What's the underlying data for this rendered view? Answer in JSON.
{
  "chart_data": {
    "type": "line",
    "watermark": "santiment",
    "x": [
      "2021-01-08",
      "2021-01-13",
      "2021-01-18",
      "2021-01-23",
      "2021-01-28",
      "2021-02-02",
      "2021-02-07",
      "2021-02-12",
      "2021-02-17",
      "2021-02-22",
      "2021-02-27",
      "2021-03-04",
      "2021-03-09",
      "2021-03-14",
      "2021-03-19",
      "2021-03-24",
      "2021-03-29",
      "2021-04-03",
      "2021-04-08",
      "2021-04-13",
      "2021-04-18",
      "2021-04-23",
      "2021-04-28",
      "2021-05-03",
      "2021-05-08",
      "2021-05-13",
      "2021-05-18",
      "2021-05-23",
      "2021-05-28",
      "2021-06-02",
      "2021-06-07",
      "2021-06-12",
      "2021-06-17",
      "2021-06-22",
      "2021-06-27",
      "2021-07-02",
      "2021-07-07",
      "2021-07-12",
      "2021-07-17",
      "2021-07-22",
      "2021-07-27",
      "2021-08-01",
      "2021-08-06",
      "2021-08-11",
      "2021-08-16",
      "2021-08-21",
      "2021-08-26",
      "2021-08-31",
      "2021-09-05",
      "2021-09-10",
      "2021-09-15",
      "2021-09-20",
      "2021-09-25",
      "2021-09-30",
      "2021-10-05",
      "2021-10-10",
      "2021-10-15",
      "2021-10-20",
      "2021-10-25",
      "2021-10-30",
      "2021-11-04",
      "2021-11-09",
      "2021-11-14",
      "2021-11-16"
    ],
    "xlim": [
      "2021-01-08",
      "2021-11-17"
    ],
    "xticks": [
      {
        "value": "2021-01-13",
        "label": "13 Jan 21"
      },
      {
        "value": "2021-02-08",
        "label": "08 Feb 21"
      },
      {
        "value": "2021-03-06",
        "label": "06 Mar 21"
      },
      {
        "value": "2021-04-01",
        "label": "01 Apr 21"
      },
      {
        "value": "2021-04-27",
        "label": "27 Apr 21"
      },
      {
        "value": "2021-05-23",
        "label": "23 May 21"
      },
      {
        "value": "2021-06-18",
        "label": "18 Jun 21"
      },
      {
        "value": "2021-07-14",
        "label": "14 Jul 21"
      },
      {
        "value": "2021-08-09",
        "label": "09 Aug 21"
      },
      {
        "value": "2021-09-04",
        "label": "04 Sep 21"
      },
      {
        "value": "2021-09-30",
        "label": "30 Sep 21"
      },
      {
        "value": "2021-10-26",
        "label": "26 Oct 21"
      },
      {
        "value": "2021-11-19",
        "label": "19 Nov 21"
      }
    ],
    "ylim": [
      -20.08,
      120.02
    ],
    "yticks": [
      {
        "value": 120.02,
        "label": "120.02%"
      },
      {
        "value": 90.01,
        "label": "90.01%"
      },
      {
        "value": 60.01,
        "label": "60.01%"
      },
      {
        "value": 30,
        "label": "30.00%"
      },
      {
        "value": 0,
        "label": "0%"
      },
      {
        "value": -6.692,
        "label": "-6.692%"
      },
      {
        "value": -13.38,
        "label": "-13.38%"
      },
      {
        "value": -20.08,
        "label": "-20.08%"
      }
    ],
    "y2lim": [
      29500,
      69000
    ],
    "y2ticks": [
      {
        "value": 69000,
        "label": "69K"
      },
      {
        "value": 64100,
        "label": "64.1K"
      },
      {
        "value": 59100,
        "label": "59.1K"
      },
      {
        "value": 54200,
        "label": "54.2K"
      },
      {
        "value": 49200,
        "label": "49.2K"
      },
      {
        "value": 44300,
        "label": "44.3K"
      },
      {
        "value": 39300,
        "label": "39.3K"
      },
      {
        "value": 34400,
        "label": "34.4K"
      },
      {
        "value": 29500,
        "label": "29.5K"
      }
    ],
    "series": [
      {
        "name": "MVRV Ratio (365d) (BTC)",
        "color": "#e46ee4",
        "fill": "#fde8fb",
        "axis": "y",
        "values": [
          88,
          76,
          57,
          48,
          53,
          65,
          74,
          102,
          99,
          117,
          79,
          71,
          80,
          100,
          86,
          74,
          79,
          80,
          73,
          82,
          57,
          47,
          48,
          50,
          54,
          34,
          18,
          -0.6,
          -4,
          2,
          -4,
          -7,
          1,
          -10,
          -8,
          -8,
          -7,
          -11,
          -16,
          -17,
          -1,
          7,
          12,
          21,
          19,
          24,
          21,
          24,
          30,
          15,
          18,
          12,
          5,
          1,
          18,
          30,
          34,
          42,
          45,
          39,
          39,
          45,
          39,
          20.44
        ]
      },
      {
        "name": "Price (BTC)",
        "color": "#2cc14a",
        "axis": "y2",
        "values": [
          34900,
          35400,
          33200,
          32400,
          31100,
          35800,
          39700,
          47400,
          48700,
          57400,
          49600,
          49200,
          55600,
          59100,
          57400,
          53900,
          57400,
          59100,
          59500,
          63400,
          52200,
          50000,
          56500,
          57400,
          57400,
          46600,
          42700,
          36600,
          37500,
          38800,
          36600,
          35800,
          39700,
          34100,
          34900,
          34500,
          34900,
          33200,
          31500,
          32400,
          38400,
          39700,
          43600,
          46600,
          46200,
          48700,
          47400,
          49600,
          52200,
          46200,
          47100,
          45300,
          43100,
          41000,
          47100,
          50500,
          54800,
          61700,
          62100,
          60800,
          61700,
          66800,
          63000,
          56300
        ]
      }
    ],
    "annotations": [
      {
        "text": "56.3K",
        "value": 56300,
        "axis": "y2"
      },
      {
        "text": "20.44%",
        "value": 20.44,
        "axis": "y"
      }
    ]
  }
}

> [CHALLENGE]
Reproduce the records above exactly as they appear.

> [RESULT OF THIS TASK]
What's the underlying data for this rendered view? Answer in JSON.
{
  "chart_data": {
    "type": "line",
    "watermark": "santiment",
    "x": [
      "2021-01-08",
      "2021-01-13",
      "2021-01-18",
      "2021-01-23",
      "2021-01-28",
      "2021-02-02",
      "2021-02-07",
      "2021-02-12",
      "2021-02-17",
      "2021-02-22",
      "2021-02-27",
      "2021-03-04",
      "2021-03-09",
      "2021-03-14",
      "2021-03-19",
      "2021-03-24",
      "2021-03-29",
      "2021-04-03",
      "2021-04-08",
      "2021-04-13",
      "2021-04-18",
      "2021-04-23",
      "2021-04-28",
      "2021-05-03",
      "2021-05-08",
      "2021-05-13",
      "2021-05-18",
      "2021-05-23",
      "2021-05-28",
      "2021-06-02",
      "2021-06-07",
      "2021-06-12",
      "2021-06-17",
      "2021-06-22",
      "2021-06-27",
      "2021-07-02",
      "2021-07-07",
      "2021-07-12",
      "2021-07-17",
      "2021-07-22",
      "2021-07-27",
      "2021-08-01",
      "2021-08-06",
      "2021-08-11",
      "2021-08-16",
      "2021-08-21",
      "2021-08-26",
      "2021-08-31",
      "2021-09-05",
      "2021-09-10",
      "2021-09-15",
      "2021-09-20",
      "2021-09-25",
      "2021-09-30",
      "2021-10-05",
      "2021-10-10",
      "2021-10-15",
      "2021-10-20",
      "2021-10-25",
      "2021-10-30",
      "2021-11-04",
      "2021-11-09",
      "2021-11-14",
      "2021-11-16"
    ],
    "xlim": [
      "2021-01-08",
      "2021-11-17"
    ],
    "xticks": [
      {
        "value": "2021-01-13",
        "label": "13 Jan 21"
      },
      {
        "value": "2021-02-08",
        "label": "08 Feb 21"
      },
      {
        "value": "2021-03-06",
        "label": "06 Mar 21"
      },
      {
        "value": "2021-04-01",
        "label": "01 Apr 21"
      },
      {
        "value": "2021-04-27",
        "label": "27 Apr 21"
      },
      {
        "value": "2021-05-23",
        "label": "23 May 21"
      },
      {
        "value": "2021-06-18",
        "label": "18 Jun 21"
      },
      {
        "value": "2021-07-14",
        "label": "14 Jul 21"
      },
      {
        "value": "2021-08-09",
        "label": "09 Aug 21"
      },
      {
        "value": "2021-09-04",
        "label": "04 Sep 21"
      },
      {
        "value": "2021-09-30",
        "label": "30 Sep 21"
      },
      {
        "value": "2021-10-26",
        "label": "26 Oct 21"
      },
      {
        "value": "2021-11-19",
        "label": "19 Nov 21"
      }
    ],
    "ylim": [
      -20.08,
      120.02
    ],
    "yticks": [
      {
        "value": 120.02,
        "label": "120.02%"
      },
      {
        "value": 90.01,
        "label": "90.01%"
      },
      {
        "value": 60.01,
        "label": "60.01%"
      },
      {
        "value": 30,
        "label": "30.00%"
      },
      {
        "value": 0,
        "label": "0%"
      },
      {
        "value": -6.692,
        "label": "-6.692%"
      },
      {
        "value": -13.38,
        "label": "-13.38%"
      },
      {
        "value": -20.08,
        "label": "-20.08%"
      }
    ],
    "y2lim": [
      29500,
      69000
    ],
    "y2ticks": [
      {
        "value": 69000,
        "label": "69K"
      },
      {
        "value": 64100,
        "label": "64.1K"
      },
      {
        "value": 59100,
        "label": "59.1K"
      },
      {
        "value": 54200,
        "label": "54.2K"
      },
      {
        "value": 49200,
        "label": "49.2K"
      },
      {
        "value": 44300,
        "label": "44.3K"
      },
      {
        "value": 39300,
        "label": "39.3K"
      },
      {
        "value": 34400,
        "label": "34.4K"
      },
      {
        "value": 29500,
        "label": "29.5K"
      }
    ],
    "series": [
      {
        "name": "MVRV Ratio (365d) (BTC)",
        "color": "#e46ee4",
        "fill": "#fde8fb",
        "axis": "y",
        "values": [
          88,
          76,
          57,
          48,
          53,
          65,
          74,
          102,
          99,
          117,
          79,
          71,
          80,
          100,
          86,
          74,
          79,
          80,
          73,
          82,
          57,
          47,
          48,
          50,
          54,
          34,
          18,
          -0.6,
          -4,
          2,
          -4,
          -7,
          1,
          -10,
          -8,
          -8,
          -7,
          -11,
          -16,
          -17,
          -1,
          7,
          12,
          21,
          19,
          24,
          21,
          24,
          30,
          15,
          18,
          12,
          5,
          1,
          18,
          30,
          34,
          42,
          45,
          39,
          39,
          45,
          39,
          20.44
        ]
      },
      {
        "name": "Price (BTC)",
        "color": "#2cc14a",
        "axis": "y2",
        "values": [
          34900,
          35400,
          33200,
          32400,
          31100,
          35800,
          39700,
          47400,
          48700,
          57400,
          49600,
          49200,
          55600,
          59100,
          57400,
          53900,
          57400,
          59100,
          59500,
          63400,
          52200,
          50000,
          56500,
          57400,
          57400,
          46600,
          42700,
          36600,
          37500,
          38800,
          36600,
          35800,
          39700,
          34100,
          34900,
          34500,
          34900,
          33200,
          31500,
          32400,
          38400,
          39700,
          43600,
          46600,
          46200,
          48700,
          47400,
          49600,
          52200,
          46200,
          47100,
          45300,
          43100,
          41000,
          47100,
          50500,
          54800,
          61700,
          62100,
          60800,
          61700,
          66800,
          63000,
          56300
        ]
      }
    ],
    "annotations": [
      {
        "text": "56.3K",
        "value": 56300,
        "axis": "y2"
      },
      {
        "text": "20.44%",
        "value": 20.44,
        "axis": "y"
      }
    ]
  }
}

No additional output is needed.